*AIM OF THE TASK:*
Reproduce the full listing below unchanged, apart from the pictures.

*RECORDS FOR THIS EXERCISE:*
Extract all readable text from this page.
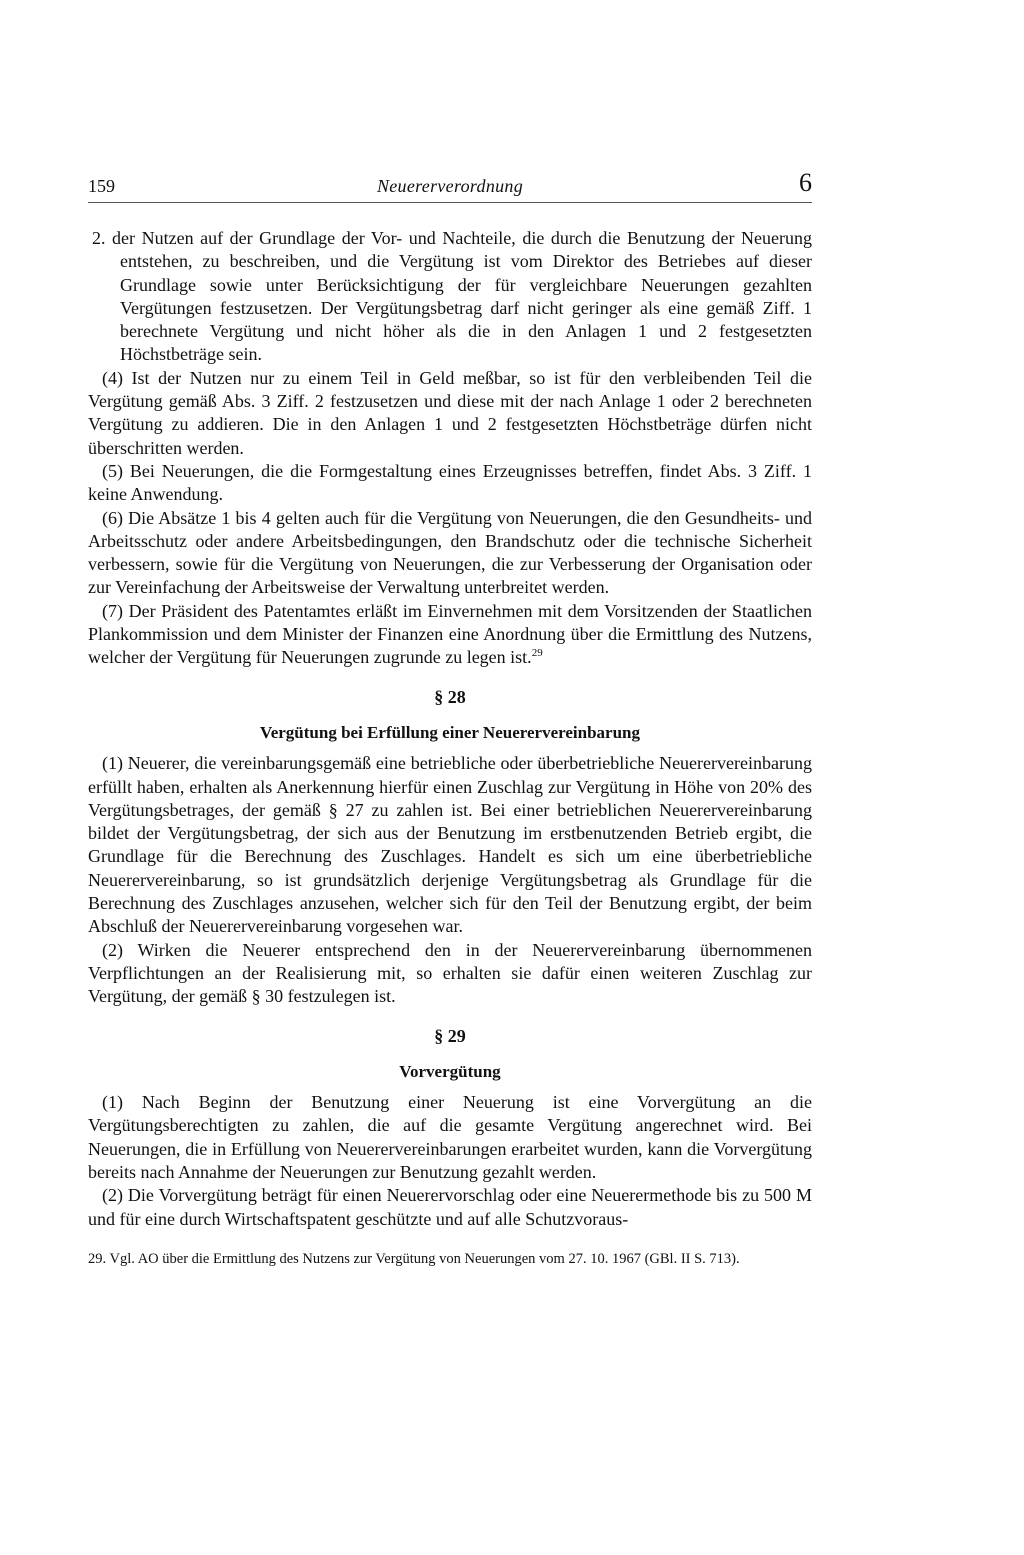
159	Neuererverordnung	6

2. der Nutzen auf der Grundlage der Vor- und Nachteile, die durch die Benutzung der Neuerung entstehen, zu beschreiben, und die Vergütung ist vom Direktor des Betriebes auf dieser Grundlage sowie unter Berücksichtigung der für vergleichbare Neuerungen gezahlten Vergütungen festzusetzen. Der Vergütungsbetrag darf nicht geringer als eine gemäß Ziff. 1 berechnete Vergütung und nicht höher als die in den Anlagen 1 und 2 festgesetzten Höchstbeträge sein.

(4) Ist der Nutzen nur zu einem Teil in Geld meßbar, so ist für den verbleibenden Teil die Vergütung gemäß Abs. 3 Ziff. 2 festzusetzen und diese mit der nach Anlage 1 oder 2 berechneten Vergütung zu addieren. Die in den Anlagen 1 und 2 festgesetzten Höchstbeträge dürfen nicht überschritten werden.

(5) Bei Neuerungen, die die Formgestaltung eines Erzeugnisses betreffen, findet Abs. 3 Ziff. 1 keine Anwendung.

(6) Die Absätze 1 bis 4 gelten auch für die Vergütung von Neuerungen, die den Gesundheits- und Arbeitsschutz oder andere Arbeitsbedingungen, den Brandschutz oder die technische Sicherheit verbessern, sowie für die Vergütung von Neuerungen, die zur Verbesserung der Organisation oder zur Vereinfachung der Arbeitsweise der Verwaltung unterbreitet werden.

(7) Der Präsident des Patentamtes erläßt im Einvernehmen mit dem Vorsitzenden der Staatlichen Plankommission und dem Minister der Finanzen eine Anordnung über die Ermittlung des Nutzens, welcher der Vergütung für Neuerungen zugrunde zu legen ist.$^{29}$

§ 28
Vergütung bei Erfüllung einer Neuerervereinbarung

(1) Neuerer, die vereinbarungsgemäß eine betriebliche oder überbetriebliche Neuerervereinbarung erfüllt haben, erhalten als Anerkennung hierfür einen Zuschlag zur Vergütung in Höhe von 20% des Vergütungsbetrages, der gemäß § 27 zu zahlen ist. Bei einer betrieblichen Neuerervereinbarung bildet der Vergütungsbetrag, der sich aus der Benutzung im erstbenutzenden Betrieb ergibt, die Grundlage für die Berechnung des Zuschlages. Handelt es sich um eine überbetriebliche Neuerervereinbarung, so ist grundsätzlich derjenige Vergütungsbetrag als Grundlage für die Berechnung des Zuschlages anzusehen, welcher sich für den Teil der Benutzung ergibt, der beim Abschluß der Neuerervereinbarung vorgesehen war.

(2) Wirken die Neuerer entsprechend den in der Neuerervereinbarung übernommenen Verpflichtungen an der Realisierung mit, so erhalten sie dafür einen weiteren Zuschlag zur Vergütung, der gemäß § 30 festzulegen ist.

§ 29
Vorvergütung

(1) Nach Beginn der Benutzung einer Neuerung ist eine Vorvergütung an die Vergütungsberechtigten zu zahlen, die auf die gesamte Vergütung angerechnet wird. Bei Neuerungen, die in Erfüllung von Neuerervereinbarungen erarbeitet wurden, kann die Vorvergütung bereits nach Annahme der Neuerungen zur Benutzung gezahlt werden.

(2) Die Vorvergütung beträgt für einen Neuerervorschlag oder eine Neuerermethode bis zu 500 M und für eine durch Wirtschaftspatent geschützte und auf alle Schutzvoraus-

29. Vgl. AO über die Ermittlung des Nutzens zur Vergütung von Neuerungen vom 27. 10. 1967 (GBl. II S. 713).
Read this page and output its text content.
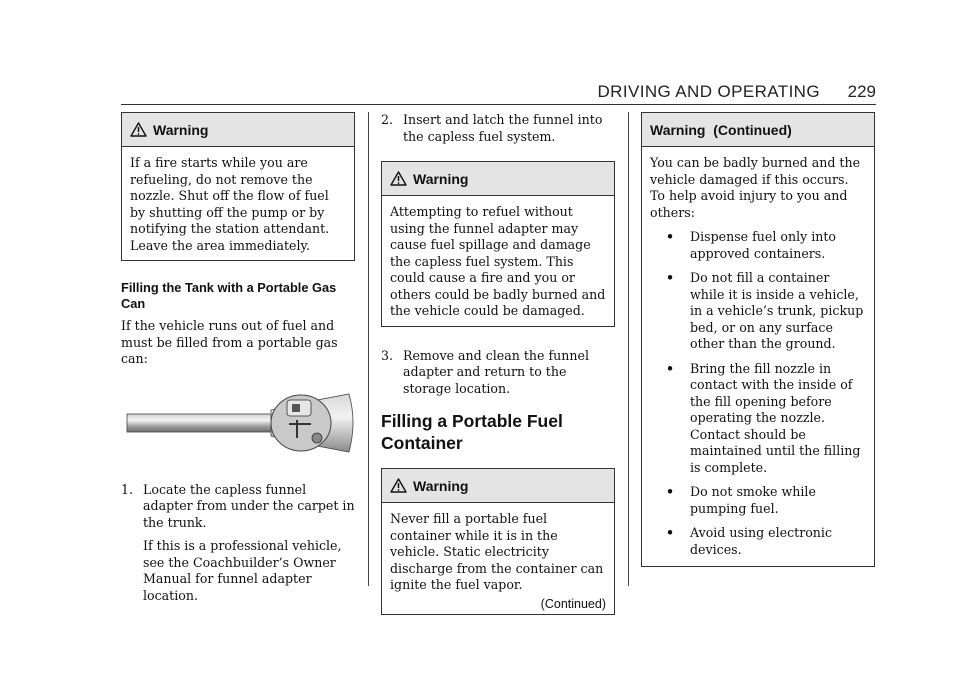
DRIVING AND OPERATING 229
Warning
If a fire starts while you are refueling, do not remove the nozzle. Shut off the flow of fuel by shutting off the pump or by notifying the station attendant. Leave the area immediately.

Filling the Tank with a Portable Gas Can

If the vehicle runs out of fuel and must be filled from a portable gas can:

1. Locate the capless funnel adapter from under the carpet in the trunk.

If this is a professional vehicle, see the Coachbuilder’s Owner Manual for funnel adapter location.

2. Insert and latch the funnel into the capless fuel system.

Warning
Attempting to refuel without using the funnel adapter may cause fuel spillage and damage the capless fuel system. This could cause a fire and you or others could be badly burned and the vehicle could be damaged.
3. Remove and clean the funnel adapter and return to the storage location.

Filling a Portable Fuel Container

Warning

Never fill a portable fuel container while it is in the vehicle. Static electricity discharge from the container can ignite the fuel vapor.

(Continued)

Warning  (Continued)

You can be badly burned and the vehicle damaged if this occurs. To help avoid injury to you and others:

•	Dispense fuel only into approved containers.
•	Do not fill a container while it is inside a vehicle, in a vehicle’s trunk, pickup bed, or on any surface other than the ground.
•	Bring the fill nozzle in contact with the inside of the fill opening before operating the nozzle. Contact should be maintained until the filling is complete.
•	Do not smoke while pumping fuel.
•	Avoid using electronic devices.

*SOLUTION:*
Extract all readable text from this page.
159	Neuererverordnung	6

2. der Nutzen auf der Grundlage der Vor- und Nachteile, die durch die Benutzung der Neuerung entstehen, zu beschreiben, und die Vergütung ist vom Direktor des Betriebes auf dieser Grundlage sowie unter Berücksichtigung der für vergleichbare Neuerungen gezahlten Vergütungen festzusetzen. Der Vergütungsbetrag darf nicht geringer als eine gemäß Ziff. 1 berechnete Vergütung und nicht höher als die in den Anlagen 1 und 2 festgesetzten Höchstbeträge sein.

(4) Ist der Nutzen nur zu einem Teil in Geld meßbar, so ist für den verbleibenden Teil die Vergütung gemäß Abs. 3 Ziff. 2 festzusetzen und diese mit der nach Anlage 1 oder 2 berechneten Vergütung zu addieren. Die in den Anlagen 1 und 2 festgesetzten Höchstbeträge dürfen nicht überschritten werden.

(5) Bei Neuerungen, die die Formgestaltung eines Erzeugnisses betreffen, findet Abs. 3 Ziff. 1 keine Anwendung.

(6) Die Absätze 1 bis 4 gelten auch für die Vergütung von Neuerungen, die den Gesundheits- und Arbeitsschutz oder andere Arbeitsbedingungen, den Brandschutz oder die technische Sicherheit verbessern, sowie für die Vergütung von Neuerungen, die zur Verbesserung der Organisation oder zur Vereinfachung der Arbeitsweise der Verwaltung unterbreitet werden.

(7) Der Präsident des Patentamtes erläßt im Einvernehmen mit dem Vorsitzenden der Staatlichen Plankommission und dem Minister der Finanzen eine Anordnung über die Ermittlung des Nutzens, welcher der Vergütung für Neuerungen zugrunde zu legen ist.$^{29}$

§ 28
Vergütung bei Erfüllung einer Neuerervereinbarung

(1) Neuerer, die vereinbarungsgemäß eine betriebliche oder überbetriebliche Neuerervereinbarung erfüllt haben, erhalten als Anerkennung hierfür einen Zuschlag zur Vergütung in Höhe von 20% des Vergütungsbetrages, der gemäß § 27 zu zahlen ist. Bei einer betrieblichen Neuerervereinbarung bildet der Vergütungsbetrag, der sich aus der Benutzung im erstbenutzenden Betrieb ergibt, die Grundlage für die Berechnung des Zuschlages. Handelt es sich um eine überbetriebliche Neuerervereinbarung, so ist grundsätzlich derjenige Vergütungsbetrag als Grundlage für die Berechnung des Zuschlages anzusehen, welcher sich für den Teil der Benutzung ergibt, der beim Abschluß der Neuerervereinbarung vorgesehen war.

(2) Wirken die Neuerer entsprechend den in der Neuerervereinbarung übernommenen Verpflichtungen an der Realisierung mit, so erhalten sie dafür einen weiteren Zuschlag zur Vergütung, der gemäß § 30 festzulegen ist.

§ 29
Vorvergütung

(1) Nach Beginn der Benutzung einer Neuerung ist eine Vorvergütung an die Vergütungsberechtigten zu zahlen, die auf die gesamte Vergütung angerechnet wird. Bei Neuerungen, die in Erfüllung von Neuerervereinbarungen erarbeitet wurden, kann die Vorvergütung bereits nach Annahme der Neuerungen zur Benutzung gezahlt werden.

(2) Die Vorvergütung beträgt für einen Neuerervorschlag oder eine Neuerermethode bis zu 500 M und für eine durch Wirtschaftspatent geschützte und auf alle Schutzvoraus-

29. Vgl. AO über die Ermittlung des Nutzens zur Vergütung von Neuerungen vom 27. 10. 1967 (GBl. II S. 713).
Read this page and output its text content.
DRIVING AND OPERATING 229
Warning
If a fire starts while you are refueling, do not remove the nozzle. Shut off the flow of fuel by shutting off the pump or by notifying the station attendant. Leave the area immediately.

Filling the Tank with a Portable Gas Can

If the vehicle runs out of fuel and must be filled from a portable gas can:

1. Locate the capless funnel adapter from under the carpet in the trunk.

If this is a professional vehicle, see the Coachbuilder’s Owner Manual for funnel adapter location.

2. Insert and latch the funnel into the capless fuel system.

Warning
Attempting to refuel without using the funnel adapter may cause fuel spillage and damage the capless fuel system. This could cause a fire and you or others could be badly burned and the vehicle could be damaged.
3. Remove and clean the funnel adapter and return to the storage location.

Filling a Portable Fuel Container

Warning

Never fill a portable fuel container while it is in the vehicle. Static electricity discharge from the container can ignite the fuel vapor.

(Continued)

Warning  (Continued)

You can be badly burned and the vehicle damaged if this occurs. To help avoid injury to you and others:

•	Dispense fuel only into approved containers.
•	Do not fill a container while it is inside a vehicle, in a vehicle’s trunk, pickup bed, or on any surface other than the ground.
•	Bring the fill nozzle in contact with the inside of the fill opening before operating the nozzle. Contact should be maintained until the filling is complete.
•	Do not smoke while pumping fuel.
•	Avoid using electronic devices.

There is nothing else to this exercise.